Stated task.
Bring together all lines of the material below that contain the string "ylabel".

▽

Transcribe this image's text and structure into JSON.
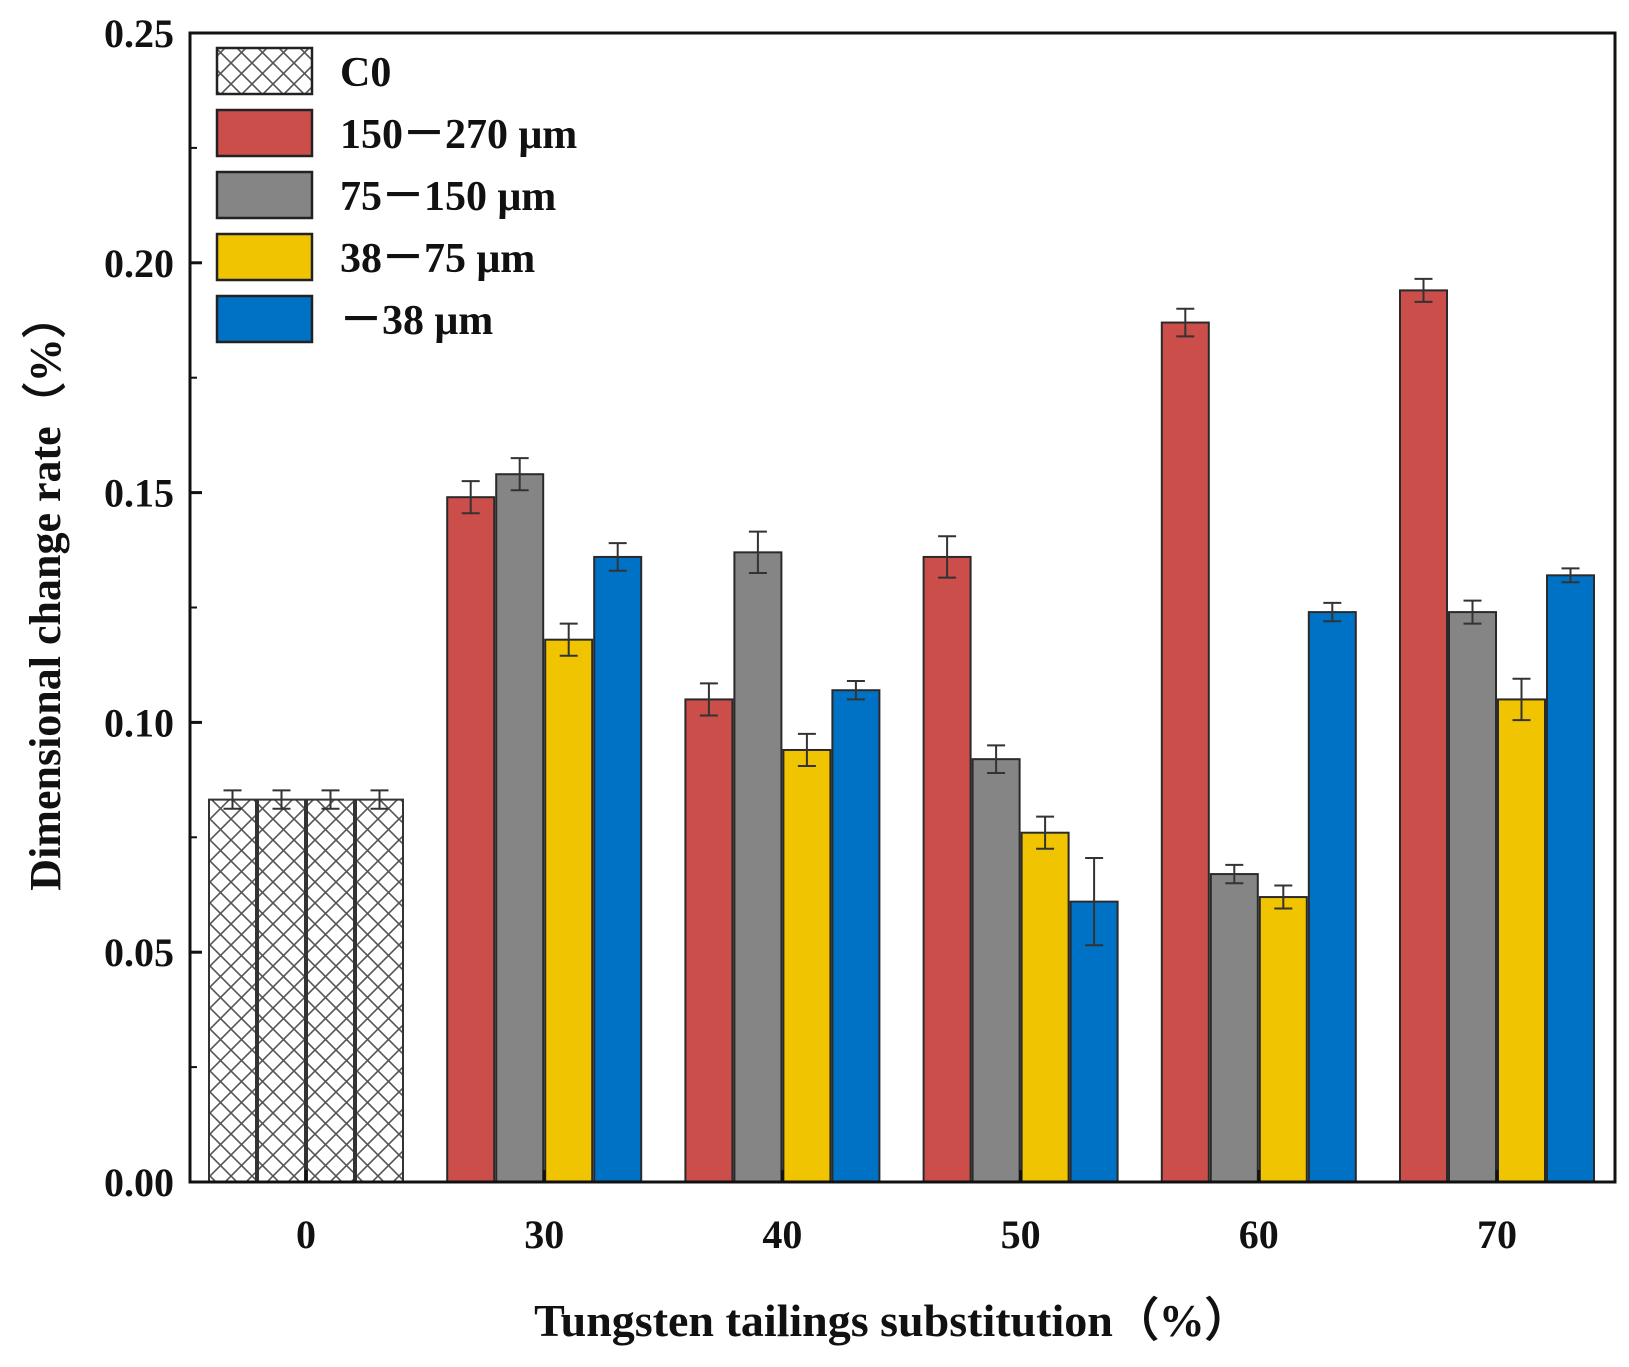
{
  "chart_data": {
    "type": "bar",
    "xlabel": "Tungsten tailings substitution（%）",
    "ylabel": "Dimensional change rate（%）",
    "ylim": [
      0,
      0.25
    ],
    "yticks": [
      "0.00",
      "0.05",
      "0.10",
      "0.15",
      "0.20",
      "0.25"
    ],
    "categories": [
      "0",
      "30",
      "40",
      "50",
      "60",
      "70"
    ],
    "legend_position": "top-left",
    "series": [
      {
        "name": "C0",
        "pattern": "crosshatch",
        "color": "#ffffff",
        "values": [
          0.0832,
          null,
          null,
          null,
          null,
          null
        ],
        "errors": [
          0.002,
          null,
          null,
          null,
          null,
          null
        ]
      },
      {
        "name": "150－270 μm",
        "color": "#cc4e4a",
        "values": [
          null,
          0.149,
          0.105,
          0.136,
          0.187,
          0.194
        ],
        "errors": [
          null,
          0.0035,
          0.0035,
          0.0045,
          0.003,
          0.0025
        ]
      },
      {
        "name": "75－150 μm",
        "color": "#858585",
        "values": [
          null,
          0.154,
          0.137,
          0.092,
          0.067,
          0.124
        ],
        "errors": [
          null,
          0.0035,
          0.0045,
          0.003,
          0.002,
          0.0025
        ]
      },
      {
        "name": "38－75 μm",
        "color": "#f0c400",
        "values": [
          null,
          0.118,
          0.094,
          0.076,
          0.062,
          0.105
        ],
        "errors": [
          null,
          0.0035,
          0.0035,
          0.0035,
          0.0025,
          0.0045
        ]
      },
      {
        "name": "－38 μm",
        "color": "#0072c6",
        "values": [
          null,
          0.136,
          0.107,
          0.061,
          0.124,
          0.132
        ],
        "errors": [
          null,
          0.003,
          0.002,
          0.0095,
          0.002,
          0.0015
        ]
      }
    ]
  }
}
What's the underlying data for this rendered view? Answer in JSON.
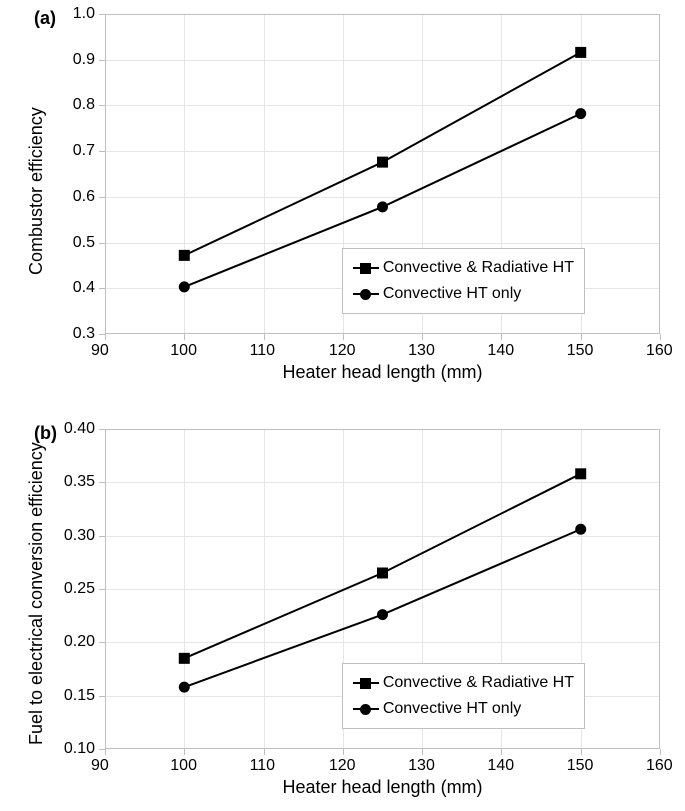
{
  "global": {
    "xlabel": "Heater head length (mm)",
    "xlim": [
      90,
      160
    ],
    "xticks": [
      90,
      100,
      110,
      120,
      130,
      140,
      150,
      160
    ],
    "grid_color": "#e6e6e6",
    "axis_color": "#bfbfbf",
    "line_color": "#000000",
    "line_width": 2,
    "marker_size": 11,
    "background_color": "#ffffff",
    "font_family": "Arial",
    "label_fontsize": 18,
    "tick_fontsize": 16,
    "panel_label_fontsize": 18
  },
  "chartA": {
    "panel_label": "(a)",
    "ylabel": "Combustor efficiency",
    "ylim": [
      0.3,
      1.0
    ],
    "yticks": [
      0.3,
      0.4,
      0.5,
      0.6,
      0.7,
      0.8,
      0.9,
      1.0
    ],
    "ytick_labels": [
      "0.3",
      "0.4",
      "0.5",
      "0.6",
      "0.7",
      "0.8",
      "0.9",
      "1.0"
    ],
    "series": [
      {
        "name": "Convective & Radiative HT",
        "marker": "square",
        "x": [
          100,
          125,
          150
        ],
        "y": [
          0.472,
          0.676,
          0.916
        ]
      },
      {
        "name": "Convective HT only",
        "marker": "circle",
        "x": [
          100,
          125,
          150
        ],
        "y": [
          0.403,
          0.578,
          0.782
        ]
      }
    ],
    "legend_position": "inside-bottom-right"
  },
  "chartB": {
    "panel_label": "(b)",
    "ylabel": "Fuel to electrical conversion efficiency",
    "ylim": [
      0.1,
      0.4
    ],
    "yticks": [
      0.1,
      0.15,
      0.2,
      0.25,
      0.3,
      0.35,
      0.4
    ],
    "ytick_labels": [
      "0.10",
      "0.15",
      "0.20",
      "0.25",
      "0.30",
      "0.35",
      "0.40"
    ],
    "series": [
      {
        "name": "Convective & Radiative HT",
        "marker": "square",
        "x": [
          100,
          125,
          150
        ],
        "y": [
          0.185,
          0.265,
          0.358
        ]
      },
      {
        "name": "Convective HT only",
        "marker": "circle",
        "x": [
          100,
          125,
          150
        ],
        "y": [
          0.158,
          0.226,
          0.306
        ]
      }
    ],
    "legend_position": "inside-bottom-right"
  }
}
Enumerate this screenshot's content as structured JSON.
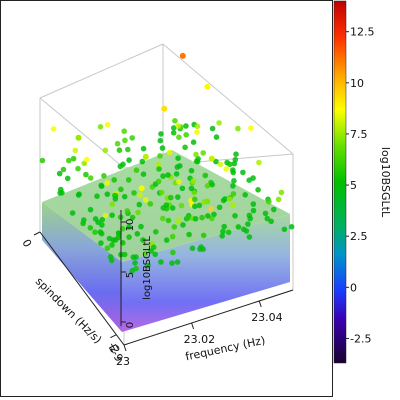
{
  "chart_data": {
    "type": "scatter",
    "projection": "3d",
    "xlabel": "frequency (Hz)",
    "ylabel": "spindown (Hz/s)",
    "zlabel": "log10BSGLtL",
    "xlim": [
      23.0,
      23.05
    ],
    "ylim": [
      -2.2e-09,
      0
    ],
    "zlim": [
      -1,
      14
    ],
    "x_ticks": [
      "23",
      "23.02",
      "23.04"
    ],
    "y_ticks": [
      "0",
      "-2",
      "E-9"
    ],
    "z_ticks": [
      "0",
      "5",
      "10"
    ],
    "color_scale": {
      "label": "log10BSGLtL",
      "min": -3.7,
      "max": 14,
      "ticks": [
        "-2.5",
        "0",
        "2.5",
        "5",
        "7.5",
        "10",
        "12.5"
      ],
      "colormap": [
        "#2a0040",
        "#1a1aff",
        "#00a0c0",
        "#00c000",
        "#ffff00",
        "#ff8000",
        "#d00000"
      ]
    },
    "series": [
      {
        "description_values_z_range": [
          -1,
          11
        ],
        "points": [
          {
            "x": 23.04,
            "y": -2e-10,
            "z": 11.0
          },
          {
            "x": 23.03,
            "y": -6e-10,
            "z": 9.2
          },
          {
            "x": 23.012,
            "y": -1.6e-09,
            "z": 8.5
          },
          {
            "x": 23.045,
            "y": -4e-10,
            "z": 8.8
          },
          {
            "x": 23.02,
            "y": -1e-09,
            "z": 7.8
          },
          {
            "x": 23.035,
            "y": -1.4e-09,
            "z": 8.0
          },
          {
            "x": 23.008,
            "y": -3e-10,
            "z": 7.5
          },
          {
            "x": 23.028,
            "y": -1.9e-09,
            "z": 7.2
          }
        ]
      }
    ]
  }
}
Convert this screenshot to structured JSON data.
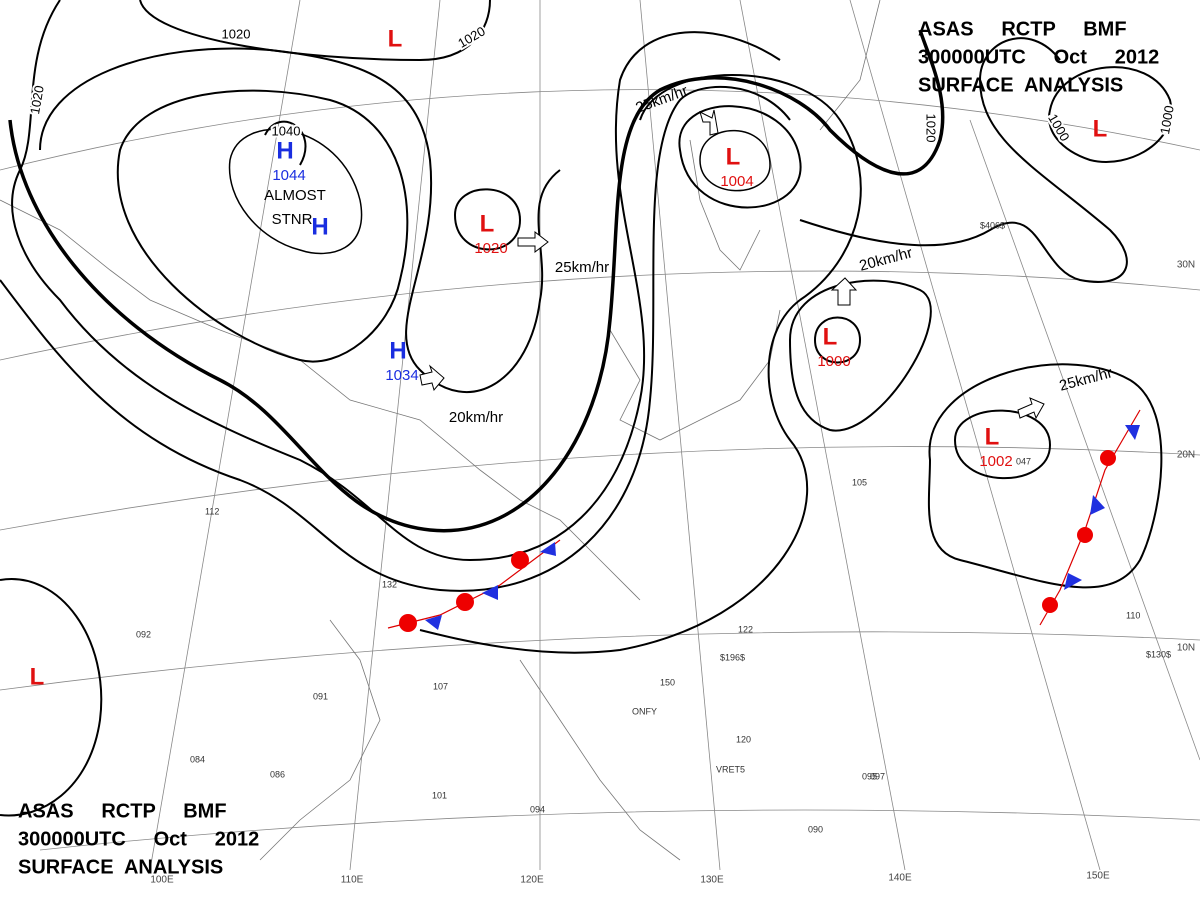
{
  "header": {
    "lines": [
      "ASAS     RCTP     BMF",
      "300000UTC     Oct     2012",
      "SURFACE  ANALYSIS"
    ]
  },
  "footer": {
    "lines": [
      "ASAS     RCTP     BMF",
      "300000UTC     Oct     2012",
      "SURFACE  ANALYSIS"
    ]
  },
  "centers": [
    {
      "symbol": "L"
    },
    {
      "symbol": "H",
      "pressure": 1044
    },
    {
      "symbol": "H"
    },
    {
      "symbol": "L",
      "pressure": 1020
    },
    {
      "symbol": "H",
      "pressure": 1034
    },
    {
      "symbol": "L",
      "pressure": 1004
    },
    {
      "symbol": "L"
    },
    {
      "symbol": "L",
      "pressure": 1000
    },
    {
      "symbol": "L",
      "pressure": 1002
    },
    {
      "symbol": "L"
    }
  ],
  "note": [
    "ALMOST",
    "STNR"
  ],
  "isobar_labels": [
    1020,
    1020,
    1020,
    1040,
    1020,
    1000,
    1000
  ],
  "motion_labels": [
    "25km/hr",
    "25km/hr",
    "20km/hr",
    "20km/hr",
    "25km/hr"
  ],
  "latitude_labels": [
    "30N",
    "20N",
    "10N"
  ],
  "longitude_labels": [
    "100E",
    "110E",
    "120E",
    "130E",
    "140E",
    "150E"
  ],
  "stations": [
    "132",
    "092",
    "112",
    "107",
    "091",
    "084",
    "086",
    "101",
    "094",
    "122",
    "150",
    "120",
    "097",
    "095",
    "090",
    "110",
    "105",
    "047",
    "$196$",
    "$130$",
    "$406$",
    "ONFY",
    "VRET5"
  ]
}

△

Finished task.
    "ylabel": "Dimensional change rate（%）",
    "ylabel": "Combustor efficiency",
    "ylabel": "Fuel to electrical conversion efficiency",
    "ylabel": "spindown (Hz/s)",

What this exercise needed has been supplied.